**Problem to work on:**
Search the data for the string "Proyecto" and extract every line where it appears.

==== Provided records ====

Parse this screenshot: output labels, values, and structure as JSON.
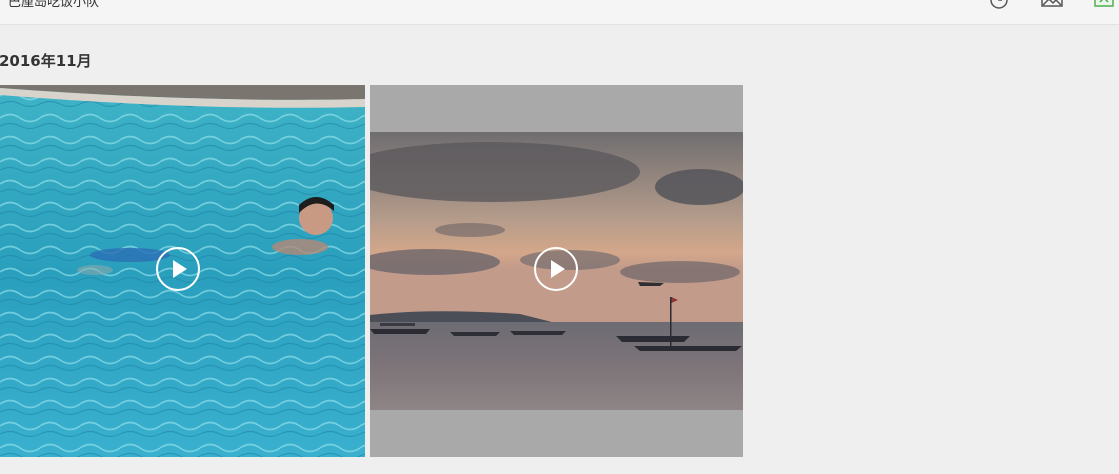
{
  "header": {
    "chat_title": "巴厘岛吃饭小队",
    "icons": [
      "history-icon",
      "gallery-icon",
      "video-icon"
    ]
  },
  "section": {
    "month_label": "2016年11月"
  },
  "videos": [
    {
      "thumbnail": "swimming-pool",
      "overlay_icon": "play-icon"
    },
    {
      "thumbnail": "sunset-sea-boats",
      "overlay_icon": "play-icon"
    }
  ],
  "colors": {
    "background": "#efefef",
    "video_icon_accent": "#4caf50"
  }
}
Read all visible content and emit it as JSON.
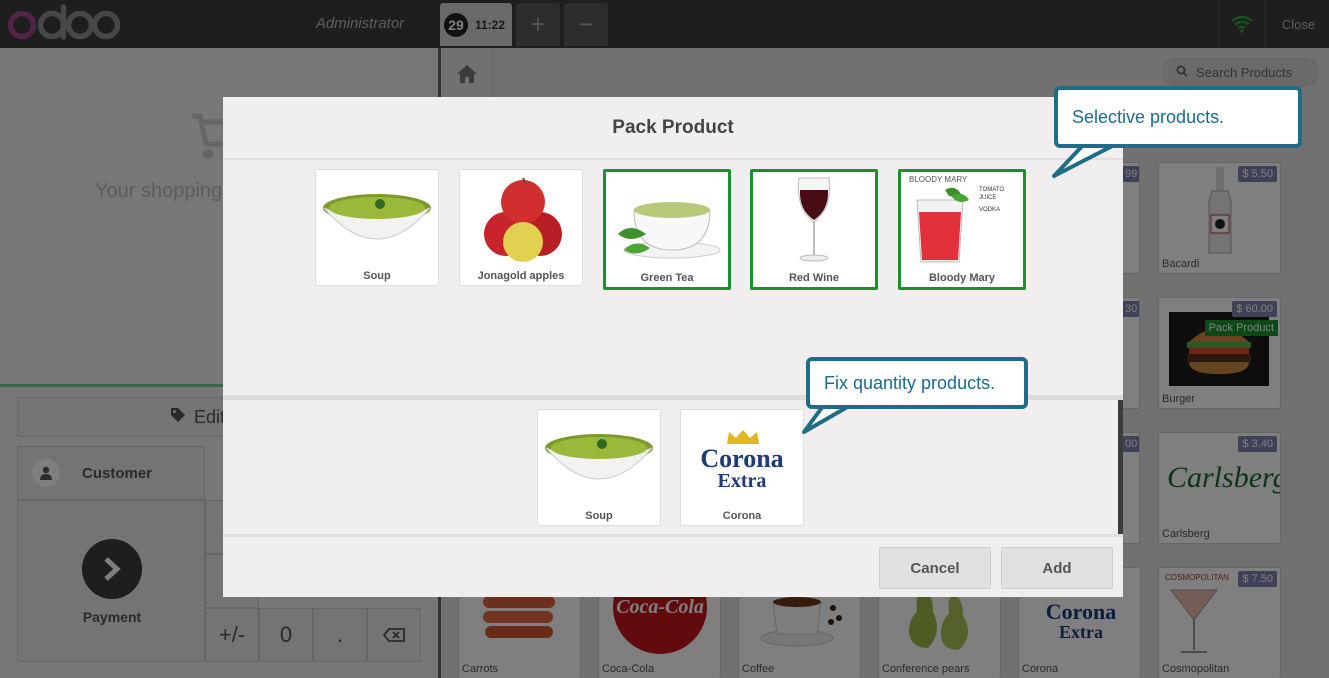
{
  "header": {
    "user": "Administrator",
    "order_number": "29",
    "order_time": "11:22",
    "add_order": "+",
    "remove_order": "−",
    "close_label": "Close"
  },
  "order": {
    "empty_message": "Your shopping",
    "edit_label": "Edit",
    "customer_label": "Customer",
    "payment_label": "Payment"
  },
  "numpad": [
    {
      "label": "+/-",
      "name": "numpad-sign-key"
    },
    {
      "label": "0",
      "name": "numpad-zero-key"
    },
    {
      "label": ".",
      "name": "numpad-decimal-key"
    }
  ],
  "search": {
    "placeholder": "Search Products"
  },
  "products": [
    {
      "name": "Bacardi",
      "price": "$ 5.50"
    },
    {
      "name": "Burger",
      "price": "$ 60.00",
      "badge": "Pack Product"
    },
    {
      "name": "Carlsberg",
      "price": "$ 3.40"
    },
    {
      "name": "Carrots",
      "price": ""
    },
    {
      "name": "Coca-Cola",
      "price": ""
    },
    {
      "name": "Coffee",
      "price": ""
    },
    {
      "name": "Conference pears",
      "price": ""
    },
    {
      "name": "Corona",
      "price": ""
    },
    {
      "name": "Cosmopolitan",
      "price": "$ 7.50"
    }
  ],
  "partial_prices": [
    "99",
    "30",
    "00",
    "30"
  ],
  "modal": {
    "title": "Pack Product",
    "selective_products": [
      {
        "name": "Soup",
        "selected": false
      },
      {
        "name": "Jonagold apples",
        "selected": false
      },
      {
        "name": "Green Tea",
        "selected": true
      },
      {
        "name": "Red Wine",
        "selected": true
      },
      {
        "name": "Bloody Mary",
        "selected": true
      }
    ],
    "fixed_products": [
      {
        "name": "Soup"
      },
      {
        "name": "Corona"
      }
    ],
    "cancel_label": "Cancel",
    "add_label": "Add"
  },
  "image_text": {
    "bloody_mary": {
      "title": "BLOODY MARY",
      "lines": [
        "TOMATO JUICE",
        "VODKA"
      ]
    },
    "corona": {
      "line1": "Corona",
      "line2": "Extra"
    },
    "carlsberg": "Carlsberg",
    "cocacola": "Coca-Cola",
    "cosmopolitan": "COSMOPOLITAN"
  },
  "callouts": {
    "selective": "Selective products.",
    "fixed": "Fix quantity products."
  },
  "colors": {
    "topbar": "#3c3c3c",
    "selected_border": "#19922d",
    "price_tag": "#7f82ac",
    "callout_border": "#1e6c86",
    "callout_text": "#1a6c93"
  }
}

====
==== Provided records ====

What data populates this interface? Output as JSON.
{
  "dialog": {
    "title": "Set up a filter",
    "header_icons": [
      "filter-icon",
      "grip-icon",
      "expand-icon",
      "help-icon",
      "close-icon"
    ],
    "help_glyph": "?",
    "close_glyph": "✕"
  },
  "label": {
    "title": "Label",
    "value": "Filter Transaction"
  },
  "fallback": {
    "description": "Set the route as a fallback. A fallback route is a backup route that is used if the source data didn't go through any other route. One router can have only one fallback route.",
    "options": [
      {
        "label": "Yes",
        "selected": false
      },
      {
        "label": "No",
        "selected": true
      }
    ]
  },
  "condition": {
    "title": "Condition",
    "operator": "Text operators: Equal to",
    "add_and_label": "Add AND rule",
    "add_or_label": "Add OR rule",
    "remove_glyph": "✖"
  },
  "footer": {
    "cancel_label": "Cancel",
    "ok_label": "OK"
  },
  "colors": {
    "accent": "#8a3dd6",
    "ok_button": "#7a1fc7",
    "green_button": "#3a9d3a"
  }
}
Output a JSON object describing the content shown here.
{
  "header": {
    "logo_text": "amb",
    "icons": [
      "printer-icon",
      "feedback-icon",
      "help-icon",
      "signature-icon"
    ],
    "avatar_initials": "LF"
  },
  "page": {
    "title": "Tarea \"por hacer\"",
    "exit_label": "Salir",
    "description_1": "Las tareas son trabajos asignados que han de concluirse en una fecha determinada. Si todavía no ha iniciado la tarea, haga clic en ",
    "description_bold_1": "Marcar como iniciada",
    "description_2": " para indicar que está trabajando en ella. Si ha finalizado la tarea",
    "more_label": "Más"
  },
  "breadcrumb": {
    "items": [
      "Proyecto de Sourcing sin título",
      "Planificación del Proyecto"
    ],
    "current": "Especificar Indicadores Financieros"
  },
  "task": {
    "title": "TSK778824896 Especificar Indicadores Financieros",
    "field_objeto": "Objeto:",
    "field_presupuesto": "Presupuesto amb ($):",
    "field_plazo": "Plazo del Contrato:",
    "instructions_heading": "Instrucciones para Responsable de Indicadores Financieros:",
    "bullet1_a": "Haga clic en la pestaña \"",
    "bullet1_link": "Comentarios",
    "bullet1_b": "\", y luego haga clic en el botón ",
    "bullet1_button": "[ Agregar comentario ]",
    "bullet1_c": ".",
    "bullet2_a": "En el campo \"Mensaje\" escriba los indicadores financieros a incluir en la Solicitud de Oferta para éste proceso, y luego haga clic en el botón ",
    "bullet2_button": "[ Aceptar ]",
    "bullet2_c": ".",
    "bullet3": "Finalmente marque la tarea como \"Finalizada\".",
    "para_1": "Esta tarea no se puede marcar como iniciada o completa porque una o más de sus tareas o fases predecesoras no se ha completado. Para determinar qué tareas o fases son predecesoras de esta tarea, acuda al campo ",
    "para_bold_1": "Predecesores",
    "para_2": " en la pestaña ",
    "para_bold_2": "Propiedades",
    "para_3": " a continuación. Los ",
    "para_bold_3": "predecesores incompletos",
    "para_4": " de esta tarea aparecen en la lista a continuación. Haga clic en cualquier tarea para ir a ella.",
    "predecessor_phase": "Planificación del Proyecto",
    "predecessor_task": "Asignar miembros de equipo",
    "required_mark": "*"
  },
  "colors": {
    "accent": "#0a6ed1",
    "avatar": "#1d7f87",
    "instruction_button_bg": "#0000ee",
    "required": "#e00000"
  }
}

====

**Task output:**
      "Proyecto de Sourcing sin título",
      "Planificación del Proyecto"
    "predecessor_phase": "Planificación del Proyecto",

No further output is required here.